• _Exercise task_: Every entry should be repeated exactly. Omit the pictures.

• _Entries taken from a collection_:

* * * * *

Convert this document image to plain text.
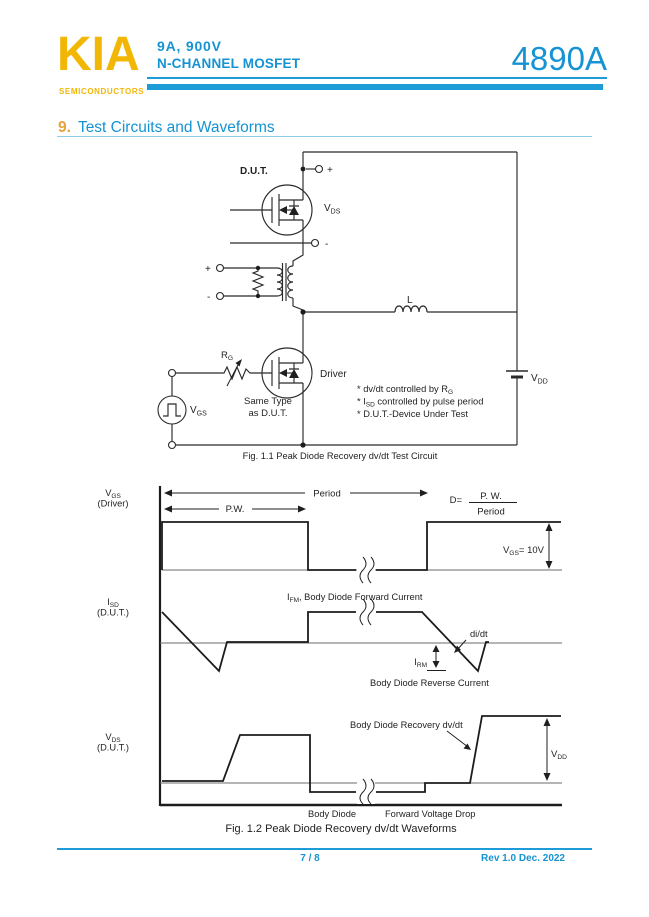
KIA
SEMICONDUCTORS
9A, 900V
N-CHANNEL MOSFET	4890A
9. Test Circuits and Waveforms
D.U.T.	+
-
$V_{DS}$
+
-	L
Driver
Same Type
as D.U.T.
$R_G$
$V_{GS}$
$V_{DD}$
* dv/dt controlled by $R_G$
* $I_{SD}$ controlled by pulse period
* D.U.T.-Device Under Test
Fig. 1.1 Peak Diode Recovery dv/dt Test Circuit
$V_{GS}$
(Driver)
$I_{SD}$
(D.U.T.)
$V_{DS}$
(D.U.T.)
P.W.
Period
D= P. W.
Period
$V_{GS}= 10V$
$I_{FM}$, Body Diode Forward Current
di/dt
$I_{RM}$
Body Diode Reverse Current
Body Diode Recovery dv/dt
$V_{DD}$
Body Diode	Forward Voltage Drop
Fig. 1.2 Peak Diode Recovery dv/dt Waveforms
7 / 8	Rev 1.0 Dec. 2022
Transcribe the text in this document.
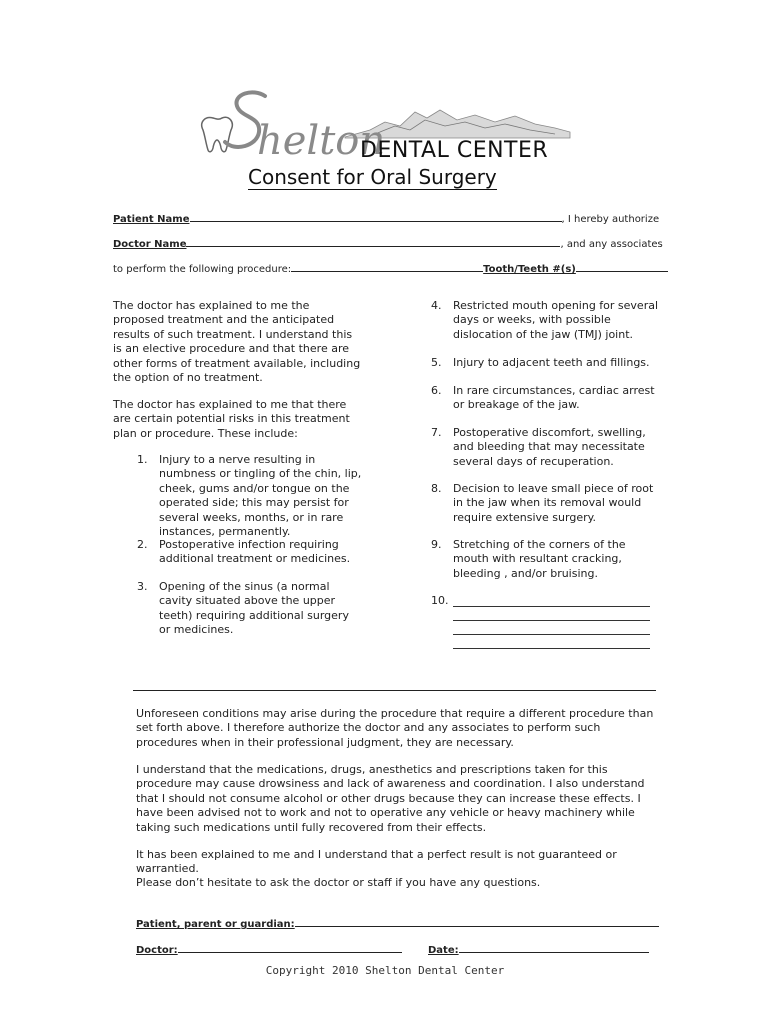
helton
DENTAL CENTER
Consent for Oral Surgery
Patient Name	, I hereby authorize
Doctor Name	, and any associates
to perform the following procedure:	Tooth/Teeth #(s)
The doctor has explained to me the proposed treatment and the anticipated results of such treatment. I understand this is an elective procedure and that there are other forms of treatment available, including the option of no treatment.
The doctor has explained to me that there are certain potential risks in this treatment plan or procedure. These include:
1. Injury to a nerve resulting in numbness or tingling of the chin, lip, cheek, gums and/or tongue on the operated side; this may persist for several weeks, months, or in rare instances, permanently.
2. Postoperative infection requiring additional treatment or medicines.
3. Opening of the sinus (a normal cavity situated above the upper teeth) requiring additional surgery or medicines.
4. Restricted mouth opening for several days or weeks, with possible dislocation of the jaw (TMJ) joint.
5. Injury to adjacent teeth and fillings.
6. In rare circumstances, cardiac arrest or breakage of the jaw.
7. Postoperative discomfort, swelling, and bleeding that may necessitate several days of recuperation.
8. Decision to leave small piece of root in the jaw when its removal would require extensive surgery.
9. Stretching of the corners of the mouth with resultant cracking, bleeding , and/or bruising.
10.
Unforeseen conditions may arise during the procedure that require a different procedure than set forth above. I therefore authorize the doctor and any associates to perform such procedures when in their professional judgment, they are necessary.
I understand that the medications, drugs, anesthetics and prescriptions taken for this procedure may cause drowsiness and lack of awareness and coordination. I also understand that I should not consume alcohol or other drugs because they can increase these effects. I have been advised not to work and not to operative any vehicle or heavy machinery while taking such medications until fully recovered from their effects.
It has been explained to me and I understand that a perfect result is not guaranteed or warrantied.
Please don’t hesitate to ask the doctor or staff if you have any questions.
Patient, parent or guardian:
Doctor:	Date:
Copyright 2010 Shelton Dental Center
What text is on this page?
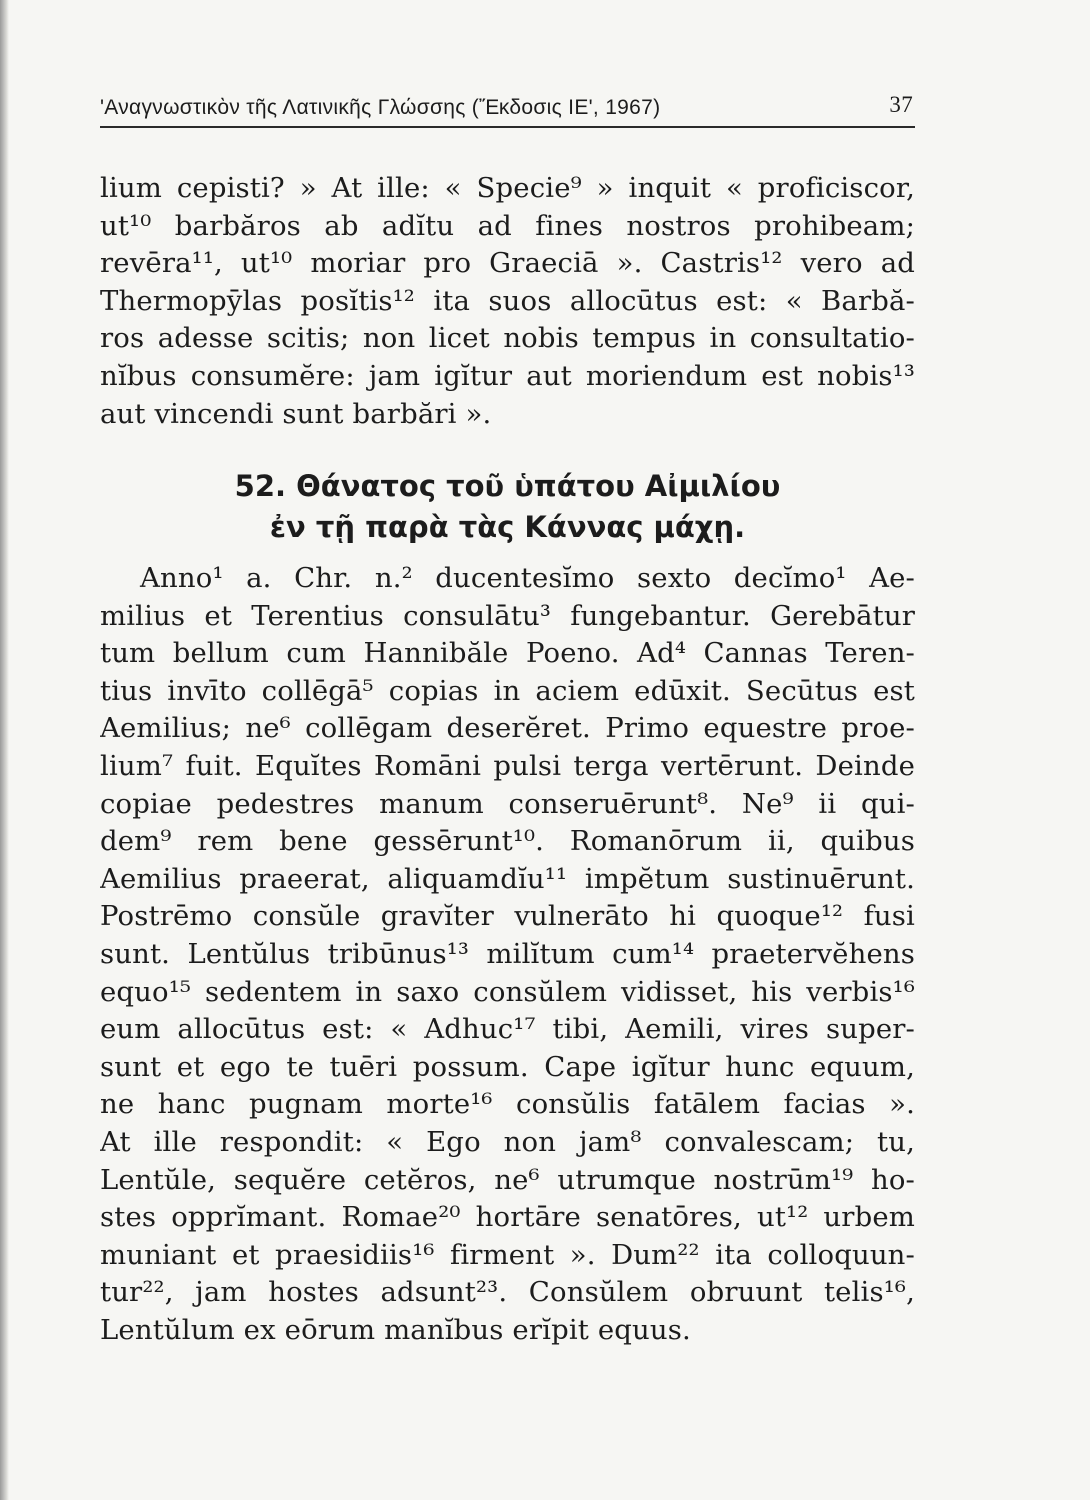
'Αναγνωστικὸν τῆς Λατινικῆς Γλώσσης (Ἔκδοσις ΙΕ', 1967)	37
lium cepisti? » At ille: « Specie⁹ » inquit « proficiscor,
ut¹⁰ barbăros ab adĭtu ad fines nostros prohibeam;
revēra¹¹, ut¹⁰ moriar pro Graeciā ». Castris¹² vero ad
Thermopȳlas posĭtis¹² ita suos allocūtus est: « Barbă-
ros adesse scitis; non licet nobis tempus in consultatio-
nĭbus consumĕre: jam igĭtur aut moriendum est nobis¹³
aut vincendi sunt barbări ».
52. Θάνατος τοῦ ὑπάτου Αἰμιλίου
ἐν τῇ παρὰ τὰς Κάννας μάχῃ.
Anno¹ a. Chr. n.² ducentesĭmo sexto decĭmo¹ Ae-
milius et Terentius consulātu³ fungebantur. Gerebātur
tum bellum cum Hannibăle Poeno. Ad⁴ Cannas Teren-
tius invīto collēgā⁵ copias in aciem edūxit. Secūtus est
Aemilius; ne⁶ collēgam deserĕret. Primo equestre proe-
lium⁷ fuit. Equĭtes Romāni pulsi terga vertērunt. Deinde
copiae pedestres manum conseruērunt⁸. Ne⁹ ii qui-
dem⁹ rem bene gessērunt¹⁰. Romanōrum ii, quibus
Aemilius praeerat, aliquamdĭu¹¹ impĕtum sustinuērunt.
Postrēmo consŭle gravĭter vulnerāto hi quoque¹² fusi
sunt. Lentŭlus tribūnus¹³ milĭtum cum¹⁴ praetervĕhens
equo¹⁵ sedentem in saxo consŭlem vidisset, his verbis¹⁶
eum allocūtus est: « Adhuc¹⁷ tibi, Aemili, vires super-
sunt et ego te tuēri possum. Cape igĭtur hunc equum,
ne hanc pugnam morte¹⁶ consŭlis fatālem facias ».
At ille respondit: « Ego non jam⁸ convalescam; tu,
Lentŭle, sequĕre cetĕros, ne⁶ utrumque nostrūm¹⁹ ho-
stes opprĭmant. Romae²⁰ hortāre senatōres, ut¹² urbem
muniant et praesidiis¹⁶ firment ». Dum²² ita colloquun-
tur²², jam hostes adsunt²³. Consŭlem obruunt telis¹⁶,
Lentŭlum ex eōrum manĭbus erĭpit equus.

* * * * *

• _Solution to the exercise_:
Convert this document image to plain text.
KIA
SEMICONDUCTORS
9A, 900V
N-CHANNEL MOSFET	4890A
9. Test Circuits and Waveforms
D.U.T.	+
-
$V_{DS}$
+
-	L
Driver
Same Type
as D.U.T.
$R_G$
$V_{GS}$
$V_{DD}$
* dv/dt controlled by $R_G$
* $I_{SD}$ controlled by pulse period
* D.U.T.-Device Under Test
Fig. 1.1 Peak Diode Recovery dv/dt Test Circuit
$V_{GS}$
(Driver)
$I_{SD}$
(D.U.T.)
$V_{DS}$
(D.U.T.)
P.W.
Period
D= P. W.
Period
$V_{GS}= 10V$
$I_{FM}$, Body Diode Forward Current
di/dt
$I_{RM}$
Body Diode Reverse Current
Body Diode Recovery dv/dt
$V_{DD}$
Body Diode	Forward Voltage Drop
Fig. 1.2 Peak Diode Recovery dv/dt Waveforms
7 / 8	Rev 1.0 Dec. 2022
Transcribe the text in this document.
helton
DENTAL CENTER
Consent for Oral Surgery
Patient Name	, I hereby authorize
Doctor Name	, and any associates
to perform the following procedure:	Tooth/Teeth #(s)
The doctor has explained to me the proposed treatment and the anticipated results of such treatment. I understand this is an elective procedure and that there are other forms of treatment available, including the option of no treatment.
The doctor has explained to me that there are certain potential risks in this treatment plan or procedure. These include:
1. Injury to a nerve resulting in numbness or tingling of the chin, lip, cheek, gums and/or tongue on the operated side; this may persist for several weeks, months, or in rare instances, permanently.
2. Postoperative infection requiring additional treatment or medicines.
3. Opening of the sinus (a normal cavity situated above the upper teeth) requiring additional surgery or medicines.
4. Restricted mouth opening for several days or weeks, with possible dislocation of the jaw (TMJ) joint.
5. Injury to adjacent teeth and fillings.
6. In rare circumstances, cardiac arrest or breakage of the jaw.
7. Postoperative discomfort, swelling, and bleeding that may necessitate several days of recuperation.
8. Decision to leave small piece of root in the jaw when its removal would require extensive surgery.
9. Stretching of the corners of the mouth with resultant cracking, bleeding , and/or bruising.
10.
Unforeseen conditions may arise during the procedure that require a different procedure than set forth above. I therefore authorize the doctor and any associates to perform such procedures when in their professional judgment, they are necessary.
I understand that the medications, drugs, anesthetics and prescriptions taken for this procedure may cause drowsiness and lack of awareness and coordination. I also understand that I should not consume alcohol or other drugs because they can increase these effects. I have been advised not to work and not to operative any vehicle or heavy machinery while taking such medications until fully recovered from their effects.
It has been explained to me and I understand that a perfect result is not guaranteed or warrantied.
Please don’t hesitate to ask the doctor or staff if you have any questions.
Patient, parent or guardian:
Doctor:	Date:
Copyright 2010 Shelton Dental Center
What text is on this page?
'Αναγνωστικὸν τῆς Λατινικῆς Γλώσσης (Ἔκδοσις ΙΕ', 1967)	37
lium cepisti? » At ille: « Specie⁹ » inquit « proficiscor,
ut¹⁰ barbăros ab adĭtu ad fines nostros prohibeam;
revēra¹¹, ut¹⁰ moriar pro Graeciā ». Castris¹² vero ad
Thermopȳlas posĭtis¹² ita suos allocūtus est: « Barbă-
ros adesse scitis; non licet nobis tempus in consultatio-
nĭbus consumĕre: jam igĭtur aut moriendum est nobis¹³
aut vincendi sunt barbări ».
52. Θάνατος τοῦ ὑπάτου Αἰμιλίου
ἐν τῇ παρὰ τὰς Κάννας μάχῃ.
Anno¹ a. Chr. n.² ducentesĭmo sexto decĭmo¹ Ae-
milius et Terentius consulātu³ fungebantur. Gerebātur
tum bellum cum Hannibăle Poeno. Ad⁴ Cannas Teren-
tius invīto collēgā⁵ copias in aciem edūxit. Secūtus est
Aemilius; ne⁶ collēgam deserĕret. Primo equestre proe-
lium⁷ fuit. Equĭtes Romāni pulsi terga vertērunt. Deinde
copiae pedestres manum conseruērunt⁸. Ne⁹ ii qui-
dem⁹ rem bene gessērunt¹⁰. Romanōrum ii, quibus
Aemilius praeerat, aliquamdĭu¹¹ impĕtum sustinuērunt.
Postrēmo consŭle gravĭter vulnerāto hi quoque¹² fusi
sunt. Lentŭlus tribūnus¹³ milĭtum cum¹⁴ praetervĕhens
equo¹⁵ sedentem in saxo consŭlem vidisset, his verbis¹⁶
eum allocūtus est: « Adhuc¹⁷ tibi, Aemili, vires super-
sunt et ego te tuēri possum. Cape igĭtur hunc equum,
ne hanc pugnam morte¹⁶ consŭlis fatālem facias ».
At ille respondit: « Ego non jam⁸ convalescam; tu,
Lentŭle, sequĕre cetĕros, ne⁶ utrumque nostrūm¹⁹ ho-
stes opprĭmant. Romae²⁰ hortāre senatōres, ut¹² urbem
muniant et praesidiis¹⁶ firment ». Dum²² ita colloquun-
tur²², jam hostes adsunt²³. Consŭlem obruunt telis¹⁶,
Lentŭlum ex eōrum manĭbus erĭpit equus.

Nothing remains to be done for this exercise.